▶ _The request_
Copy everything in the data below exactly except the pictures.

▶ _Data_
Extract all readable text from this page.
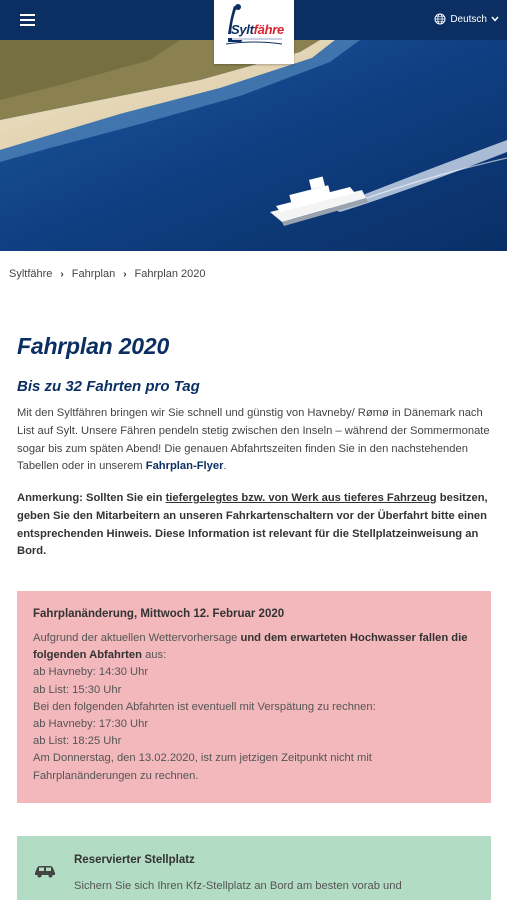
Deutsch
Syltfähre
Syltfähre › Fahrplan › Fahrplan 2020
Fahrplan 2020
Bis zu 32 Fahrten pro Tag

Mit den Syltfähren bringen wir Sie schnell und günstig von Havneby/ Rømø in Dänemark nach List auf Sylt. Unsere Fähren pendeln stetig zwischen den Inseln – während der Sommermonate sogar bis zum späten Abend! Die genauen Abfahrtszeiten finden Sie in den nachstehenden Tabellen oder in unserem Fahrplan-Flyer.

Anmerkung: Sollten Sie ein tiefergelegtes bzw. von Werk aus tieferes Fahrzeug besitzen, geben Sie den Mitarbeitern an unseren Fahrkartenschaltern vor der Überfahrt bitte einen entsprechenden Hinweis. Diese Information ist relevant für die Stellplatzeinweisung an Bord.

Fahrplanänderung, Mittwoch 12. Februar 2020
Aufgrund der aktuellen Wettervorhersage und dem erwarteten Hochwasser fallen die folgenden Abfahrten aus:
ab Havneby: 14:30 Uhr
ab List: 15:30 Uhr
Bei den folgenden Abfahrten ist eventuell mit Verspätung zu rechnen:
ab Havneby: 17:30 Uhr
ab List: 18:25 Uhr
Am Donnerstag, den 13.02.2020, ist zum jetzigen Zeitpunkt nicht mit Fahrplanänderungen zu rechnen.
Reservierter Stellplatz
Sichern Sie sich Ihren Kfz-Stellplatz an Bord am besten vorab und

▶ _Reply to the exercise_
Extract all readable text from this page.
Deutsch
Syltfähre
Syltfähre › Fahrplan › Fahrplan 2020
Fahrplan 2020
Bis zu 32 Fahrten pro Tag

Mit den Syltfähren bringen wir Sie schnell und günstig von Havneby/ Rømø in Dänemark nach List auf Sylt. Unsere Fähren pendeln stetig zwischen den Inseln – während der Sommermonate sogar bis zum späten Abend! Die genauen Abfahrtszeiten finden Sie in den nachstehenden Tabellen oder in unserem Fahrplan-Flyer.

Anmerkung: Sollten Sie ein tiefergelegtes bzw. von Werk aus tieferes Fahrzeug besitzen, geben Sie den Mitarbeitern an unseren Fahrkartenschaltern vor der Überfahrt bitte einen entsprechenden Hinweis. Diese Information ist relevant für die Stellplatzeinweisung an Bord.

Fahrplanänderung, Mittwoch 12. Februar 2020
Aufgrund der aktuellen Wettervorhersage und dem erwarteten Hochwasser fallen die folgenden Abfahrten aus:
ab Havneby: 14:30 Uhr
ab List: 15:30 Uhr
Bei den folgenden Abfahrten ist eventuell mit Verspätung zu rechnen:
ab Havneby: 17:30 Uhr
ab List: 18:25 Uhr
Am Donnerstag, den 13.02.2020, ist zum jetzigen Zeitpunkt nicht mit Fahrplanänderungen zu rechnen.
Reservierter Stellplatz
Sichern Sie sich Ihren Kfz-Stellplatz an Bord am besten vorab und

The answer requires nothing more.